* BRIEF: Using the records that follow, copy every line containing the word "index".

+++ RECORDS FOR PROCESSING +++

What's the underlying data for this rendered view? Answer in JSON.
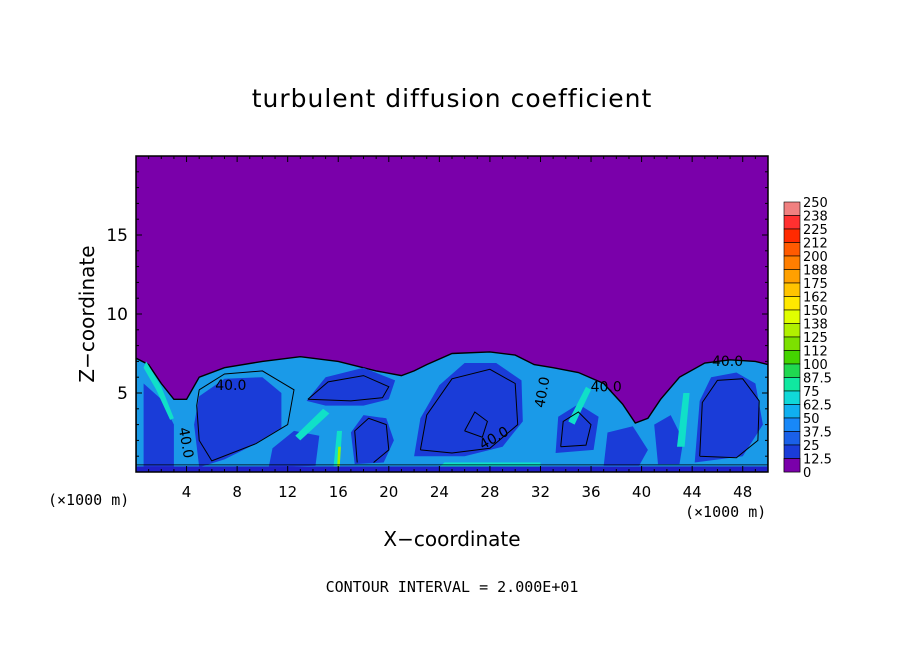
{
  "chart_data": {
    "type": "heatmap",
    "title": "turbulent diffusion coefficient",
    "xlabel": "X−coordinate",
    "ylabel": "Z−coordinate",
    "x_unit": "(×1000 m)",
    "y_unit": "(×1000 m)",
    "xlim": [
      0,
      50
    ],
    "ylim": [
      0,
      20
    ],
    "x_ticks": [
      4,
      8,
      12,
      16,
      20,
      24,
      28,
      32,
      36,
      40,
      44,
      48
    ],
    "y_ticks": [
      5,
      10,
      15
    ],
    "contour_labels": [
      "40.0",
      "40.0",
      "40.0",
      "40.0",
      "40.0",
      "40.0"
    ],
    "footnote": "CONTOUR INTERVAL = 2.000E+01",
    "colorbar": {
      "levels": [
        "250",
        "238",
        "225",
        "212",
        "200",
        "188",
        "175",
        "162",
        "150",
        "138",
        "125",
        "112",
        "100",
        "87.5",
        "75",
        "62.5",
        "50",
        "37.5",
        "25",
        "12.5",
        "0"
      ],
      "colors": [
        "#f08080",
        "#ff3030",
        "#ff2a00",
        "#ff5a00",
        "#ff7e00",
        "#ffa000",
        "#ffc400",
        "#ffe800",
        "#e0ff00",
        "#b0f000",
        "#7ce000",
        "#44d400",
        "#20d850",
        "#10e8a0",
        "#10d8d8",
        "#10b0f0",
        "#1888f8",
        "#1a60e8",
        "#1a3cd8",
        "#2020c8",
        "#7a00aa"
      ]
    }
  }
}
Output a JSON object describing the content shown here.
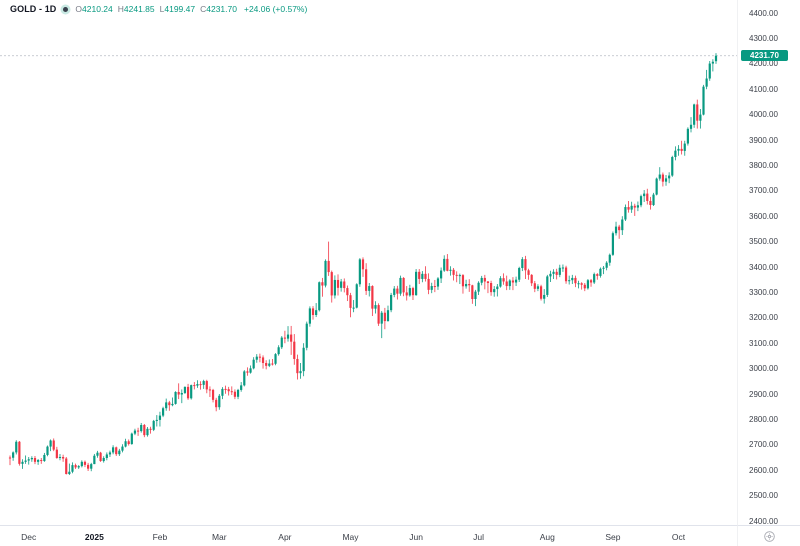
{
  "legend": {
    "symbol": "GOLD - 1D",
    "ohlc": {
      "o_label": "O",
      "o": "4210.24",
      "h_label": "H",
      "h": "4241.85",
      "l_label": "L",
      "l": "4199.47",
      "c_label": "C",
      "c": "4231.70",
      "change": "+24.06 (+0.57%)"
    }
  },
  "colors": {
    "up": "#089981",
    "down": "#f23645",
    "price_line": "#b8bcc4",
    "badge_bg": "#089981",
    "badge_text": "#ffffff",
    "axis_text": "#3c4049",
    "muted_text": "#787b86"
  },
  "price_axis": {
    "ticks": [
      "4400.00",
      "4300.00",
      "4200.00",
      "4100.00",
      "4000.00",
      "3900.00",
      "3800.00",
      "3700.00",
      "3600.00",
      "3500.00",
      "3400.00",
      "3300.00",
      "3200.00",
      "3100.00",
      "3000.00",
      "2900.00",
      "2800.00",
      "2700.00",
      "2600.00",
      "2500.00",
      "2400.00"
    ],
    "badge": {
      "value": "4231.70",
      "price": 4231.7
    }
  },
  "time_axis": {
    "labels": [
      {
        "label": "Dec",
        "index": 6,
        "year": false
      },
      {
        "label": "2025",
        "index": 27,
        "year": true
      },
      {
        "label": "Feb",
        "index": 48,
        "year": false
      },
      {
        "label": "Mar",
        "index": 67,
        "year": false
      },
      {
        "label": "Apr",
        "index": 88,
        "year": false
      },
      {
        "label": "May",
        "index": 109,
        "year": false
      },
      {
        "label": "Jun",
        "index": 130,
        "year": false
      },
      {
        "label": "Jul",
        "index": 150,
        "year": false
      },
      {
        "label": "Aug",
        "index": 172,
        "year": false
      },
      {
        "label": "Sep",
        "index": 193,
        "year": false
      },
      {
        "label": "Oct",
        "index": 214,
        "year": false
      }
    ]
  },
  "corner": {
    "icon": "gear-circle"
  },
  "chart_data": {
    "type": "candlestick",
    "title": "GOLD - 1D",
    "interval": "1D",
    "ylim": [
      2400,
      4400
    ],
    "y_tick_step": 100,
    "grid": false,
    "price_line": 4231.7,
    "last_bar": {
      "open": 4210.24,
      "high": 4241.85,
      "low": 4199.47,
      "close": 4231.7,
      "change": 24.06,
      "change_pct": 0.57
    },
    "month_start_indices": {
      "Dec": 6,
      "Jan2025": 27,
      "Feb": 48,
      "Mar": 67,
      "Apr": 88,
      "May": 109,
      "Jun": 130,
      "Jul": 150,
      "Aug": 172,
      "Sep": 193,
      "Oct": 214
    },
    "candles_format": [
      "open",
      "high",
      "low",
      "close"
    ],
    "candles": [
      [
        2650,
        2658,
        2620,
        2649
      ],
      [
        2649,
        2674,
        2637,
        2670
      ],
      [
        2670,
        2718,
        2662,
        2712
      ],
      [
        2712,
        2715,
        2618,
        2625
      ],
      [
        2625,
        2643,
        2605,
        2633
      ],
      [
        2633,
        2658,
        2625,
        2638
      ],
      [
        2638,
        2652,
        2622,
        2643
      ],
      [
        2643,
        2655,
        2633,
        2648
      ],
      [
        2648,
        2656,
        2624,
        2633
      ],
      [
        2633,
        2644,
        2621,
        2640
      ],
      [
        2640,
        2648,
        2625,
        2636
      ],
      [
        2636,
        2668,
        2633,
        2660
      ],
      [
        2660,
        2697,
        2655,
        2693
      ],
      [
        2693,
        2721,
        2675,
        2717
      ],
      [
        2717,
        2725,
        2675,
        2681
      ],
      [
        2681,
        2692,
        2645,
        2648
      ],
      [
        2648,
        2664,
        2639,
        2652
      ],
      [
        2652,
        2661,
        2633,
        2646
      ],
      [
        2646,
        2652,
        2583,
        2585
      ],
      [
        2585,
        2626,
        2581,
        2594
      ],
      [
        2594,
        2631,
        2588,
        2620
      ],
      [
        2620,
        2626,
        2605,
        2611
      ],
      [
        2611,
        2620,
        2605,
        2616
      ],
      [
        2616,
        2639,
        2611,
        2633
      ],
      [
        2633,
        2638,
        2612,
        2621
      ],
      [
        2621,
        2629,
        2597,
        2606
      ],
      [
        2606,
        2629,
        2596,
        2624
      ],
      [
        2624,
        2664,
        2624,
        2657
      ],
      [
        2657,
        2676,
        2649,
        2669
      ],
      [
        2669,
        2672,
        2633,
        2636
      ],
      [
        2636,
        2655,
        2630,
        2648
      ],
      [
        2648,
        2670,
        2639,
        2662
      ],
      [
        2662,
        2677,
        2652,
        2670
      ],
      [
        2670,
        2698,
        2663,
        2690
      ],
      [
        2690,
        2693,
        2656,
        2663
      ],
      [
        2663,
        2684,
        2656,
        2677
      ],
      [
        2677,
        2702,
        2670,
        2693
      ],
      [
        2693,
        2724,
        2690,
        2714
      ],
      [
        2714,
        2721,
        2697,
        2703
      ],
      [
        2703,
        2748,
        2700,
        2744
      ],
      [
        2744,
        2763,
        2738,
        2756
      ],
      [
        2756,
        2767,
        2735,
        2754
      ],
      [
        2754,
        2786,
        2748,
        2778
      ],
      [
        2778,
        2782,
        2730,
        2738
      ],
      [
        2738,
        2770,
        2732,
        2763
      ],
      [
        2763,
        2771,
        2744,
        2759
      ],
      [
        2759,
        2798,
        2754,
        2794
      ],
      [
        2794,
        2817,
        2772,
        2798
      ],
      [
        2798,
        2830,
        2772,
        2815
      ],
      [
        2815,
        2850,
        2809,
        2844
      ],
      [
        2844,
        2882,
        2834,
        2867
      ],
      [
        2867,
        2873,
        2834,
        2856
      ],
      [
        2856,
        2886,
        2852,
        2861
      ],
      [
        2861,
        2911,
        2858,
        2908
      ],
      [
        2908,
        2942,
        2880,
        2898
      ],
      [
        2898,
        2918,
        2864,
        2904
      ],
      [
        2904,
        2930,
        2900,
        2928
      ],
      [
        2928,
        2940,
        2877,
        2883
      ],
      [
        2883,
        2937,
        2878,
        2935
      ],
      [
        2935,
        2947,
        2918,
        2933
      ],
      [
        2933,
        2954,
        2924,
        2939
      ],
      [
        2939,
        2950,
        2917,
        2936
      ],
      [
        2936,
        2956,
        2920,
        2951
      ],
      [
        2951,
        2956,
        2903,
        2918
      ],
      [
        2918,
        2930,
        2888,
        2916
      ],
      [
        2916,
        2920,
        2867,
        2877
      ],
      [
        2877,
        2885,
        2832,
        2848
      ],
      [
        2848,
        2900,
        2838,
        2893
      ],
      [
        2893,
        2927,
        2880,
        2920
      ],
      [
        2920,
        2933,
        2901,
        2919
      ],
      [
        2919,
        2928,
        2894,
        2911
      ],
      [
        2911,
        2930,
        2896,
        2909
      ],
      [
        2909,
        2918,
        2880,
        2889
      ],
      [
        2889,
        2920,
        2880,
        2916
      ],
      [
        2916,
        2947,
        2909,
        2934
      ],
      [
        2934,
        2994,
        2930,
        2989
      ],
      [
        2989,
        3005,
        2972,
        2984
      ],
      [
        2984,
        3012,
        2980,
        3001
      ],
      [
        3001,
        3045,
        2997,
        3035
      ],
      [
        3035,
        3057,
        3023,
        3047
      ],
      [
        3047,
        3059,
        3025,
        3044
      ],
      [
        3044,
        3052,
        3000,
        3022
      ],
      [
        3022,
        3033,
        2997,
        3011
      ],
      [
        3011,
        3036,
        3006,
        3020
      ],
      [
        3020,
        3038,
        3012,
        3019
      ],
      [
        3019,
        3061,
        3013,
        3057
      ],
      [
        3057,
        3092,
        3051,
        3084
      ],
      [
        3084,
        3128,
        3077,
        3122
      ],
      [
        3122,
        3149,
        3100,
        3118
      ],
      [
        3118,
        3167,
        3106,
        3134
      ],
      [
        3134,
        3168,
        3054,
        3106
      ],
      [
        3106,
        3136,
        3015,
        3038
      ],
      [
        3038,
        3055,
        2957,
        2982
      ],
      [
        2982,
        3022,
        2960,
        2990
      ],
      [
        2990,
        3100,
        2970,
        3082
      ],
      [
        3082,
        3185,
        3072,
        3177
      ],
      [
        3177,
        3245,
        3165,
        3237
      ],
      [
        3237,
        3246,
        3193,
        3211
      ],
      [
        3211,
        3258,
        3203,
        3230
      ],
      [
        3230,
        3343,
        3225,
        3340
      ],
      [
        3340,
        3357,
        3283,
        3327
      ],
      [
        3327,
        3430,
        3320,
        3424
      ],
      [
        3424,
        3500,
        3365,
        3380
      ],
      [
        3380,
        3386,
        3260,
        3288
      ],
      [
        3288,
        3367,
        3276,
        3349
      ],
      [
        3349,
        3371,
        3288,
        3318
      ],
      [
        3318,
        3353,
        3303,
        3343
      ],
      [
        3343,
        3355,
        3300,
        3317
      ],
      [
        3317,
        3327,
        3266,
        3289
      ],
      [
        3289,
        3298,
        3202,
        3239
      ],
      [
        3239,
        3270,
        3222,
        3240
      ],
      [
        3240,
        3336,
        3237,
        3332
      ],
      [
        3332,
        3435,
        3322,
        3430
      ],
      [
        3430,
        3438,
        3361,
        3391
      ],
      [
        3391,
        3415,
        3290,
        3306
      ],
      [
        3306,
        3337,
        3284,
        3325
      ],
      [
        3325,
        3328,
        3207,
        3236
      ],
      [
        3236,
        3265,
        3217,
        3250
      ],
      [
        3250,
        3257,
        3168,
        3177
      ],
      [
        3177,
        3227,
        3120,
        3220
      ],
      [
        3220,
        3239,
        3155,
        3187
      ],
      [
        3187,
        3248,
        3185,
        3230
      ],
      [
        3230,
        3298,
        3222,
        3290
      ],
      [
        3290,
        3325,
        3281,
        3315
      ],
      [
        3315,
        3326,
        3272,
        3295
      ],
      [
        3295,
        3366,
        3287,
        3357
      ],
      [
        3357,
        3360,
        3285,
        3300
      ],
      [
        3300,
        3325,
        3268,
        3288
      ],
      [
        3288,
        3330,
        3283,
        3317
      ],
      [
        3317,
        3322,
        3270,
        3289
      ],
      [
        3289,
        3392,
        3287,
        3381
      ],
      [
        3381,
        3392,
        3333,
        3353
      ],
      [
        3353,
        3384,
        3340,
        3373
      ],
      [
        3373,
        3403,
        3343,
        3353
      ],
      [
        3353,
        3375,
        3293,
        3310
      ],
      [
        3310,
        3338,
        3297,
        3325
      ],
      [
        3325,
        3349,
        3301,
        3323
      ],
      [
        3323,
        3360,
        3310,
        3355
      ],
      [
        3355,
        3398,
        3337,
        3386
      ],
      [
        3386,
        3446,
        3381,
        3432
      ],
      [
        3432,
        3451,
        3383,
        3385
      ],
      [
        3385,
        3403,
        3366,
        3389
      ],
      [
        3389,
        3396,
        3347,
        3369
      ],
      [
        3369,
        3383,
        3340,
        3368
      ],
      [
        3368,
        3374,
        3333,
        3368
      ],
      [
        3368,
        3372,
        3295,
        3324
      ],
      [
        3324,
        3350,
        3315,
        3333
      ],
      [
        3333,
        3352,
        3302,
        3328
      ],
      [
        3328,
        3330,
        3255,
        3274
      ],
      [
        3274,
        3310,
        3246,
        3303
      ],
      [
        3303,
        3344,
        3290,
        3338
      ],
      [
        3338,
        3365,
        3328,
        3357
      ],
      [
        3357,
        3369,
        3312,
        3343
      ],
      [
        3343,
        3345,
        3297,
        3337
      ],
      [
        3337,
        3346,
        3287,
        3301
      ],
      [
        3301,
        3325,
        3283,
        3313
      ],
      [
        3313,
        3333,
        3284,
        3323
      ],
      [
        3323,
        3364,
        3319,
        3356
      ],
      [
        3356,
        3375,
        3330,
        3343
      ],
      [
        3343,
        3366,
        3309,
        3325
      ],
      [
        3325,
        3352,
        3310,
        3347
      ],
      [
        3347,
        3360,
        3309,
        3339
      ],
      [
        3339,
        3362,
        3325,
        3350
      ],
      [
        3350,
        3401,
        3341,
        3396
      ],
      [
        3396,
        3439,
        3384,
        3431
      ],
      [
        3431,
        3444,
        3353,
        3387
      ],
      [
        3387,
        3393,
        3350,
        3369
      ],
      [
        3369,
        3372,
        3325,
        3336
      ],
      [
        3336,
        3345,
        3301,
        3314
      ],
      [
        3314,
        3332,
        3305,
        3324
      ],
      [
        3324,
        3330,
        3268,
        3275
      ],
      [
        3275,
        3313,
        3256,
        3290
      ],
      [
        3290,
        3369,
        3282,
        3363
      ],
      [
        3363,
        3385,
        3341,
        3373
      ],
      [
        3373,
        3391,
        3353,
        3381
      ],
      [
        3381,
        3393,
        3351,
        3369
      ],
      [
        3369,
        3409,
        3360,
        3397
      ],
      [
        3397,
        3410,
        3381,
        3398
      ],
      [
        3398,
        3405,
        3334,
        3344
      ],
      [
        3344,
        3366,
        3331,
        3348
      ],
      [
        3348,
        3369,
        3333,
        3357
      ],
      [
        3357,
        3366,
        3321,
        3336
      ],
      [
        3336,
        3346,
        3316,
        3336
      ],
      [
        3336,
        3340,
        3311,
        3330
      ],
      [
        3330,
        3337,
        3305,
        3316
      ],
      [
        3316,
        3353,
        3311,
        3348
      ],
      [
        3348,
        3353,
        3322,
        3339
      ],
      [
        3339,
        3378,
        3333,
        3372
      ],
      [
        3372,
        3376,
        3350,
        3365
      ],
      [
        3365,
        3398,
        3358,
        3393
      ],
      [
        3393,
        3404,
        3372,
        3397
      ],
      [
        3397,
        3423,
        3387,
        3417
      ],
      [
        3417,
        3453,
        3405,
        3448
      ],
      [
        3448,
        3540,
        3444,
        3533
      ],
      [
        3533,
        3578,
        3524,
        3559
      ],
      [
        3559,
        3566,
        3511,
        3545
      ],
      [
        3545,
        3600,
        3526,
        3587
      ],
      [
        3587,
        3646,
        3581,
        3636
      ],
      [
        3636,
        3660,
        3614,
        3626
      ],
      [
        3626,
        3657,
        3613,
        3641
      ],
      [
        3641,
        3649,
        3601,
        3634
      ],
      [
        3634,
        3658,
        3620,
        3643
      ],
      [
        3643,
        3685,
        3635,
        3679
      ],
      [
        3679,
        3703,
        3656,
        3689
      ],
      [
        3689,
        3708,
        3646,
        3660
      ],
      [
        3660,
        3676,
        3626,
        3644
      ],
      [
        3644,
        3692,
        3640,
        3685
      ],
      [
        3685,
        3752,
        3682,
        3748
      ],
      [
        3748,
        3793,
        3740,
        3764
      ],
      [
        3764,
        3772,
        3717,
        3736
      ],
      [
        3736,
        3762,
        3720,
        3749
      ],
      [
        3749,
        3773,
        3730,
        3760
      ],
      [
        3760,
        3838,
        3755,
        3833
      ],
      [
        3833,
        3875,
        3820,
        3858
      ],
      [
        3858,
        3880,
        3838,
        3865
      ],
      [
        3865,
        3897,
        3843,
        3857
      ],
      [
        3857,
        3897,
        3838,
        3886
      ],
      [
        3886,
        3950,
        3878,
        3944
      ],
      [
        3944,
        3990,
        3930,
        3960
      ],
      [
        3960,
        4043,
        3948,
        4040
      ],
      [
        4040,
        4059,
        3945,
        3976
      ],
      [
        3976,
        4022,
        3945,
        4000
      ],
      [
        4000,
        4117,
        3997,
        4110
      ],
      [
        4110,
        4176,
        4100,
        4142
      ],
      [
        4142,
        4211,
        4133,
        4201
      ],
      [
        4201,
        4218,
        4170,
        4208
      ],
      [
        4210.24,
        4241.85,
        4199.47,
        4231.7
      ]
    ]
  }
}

+++

* EXERCISE RESPONSE:
        "index": 6,
        "index": 27,
        "index": 48,
        "index": 67,
        "index": 88,
        "index": 109,
        "index": 130,
        "index": 150,
        "index": 172,
        "index": 193,
        "index": 214,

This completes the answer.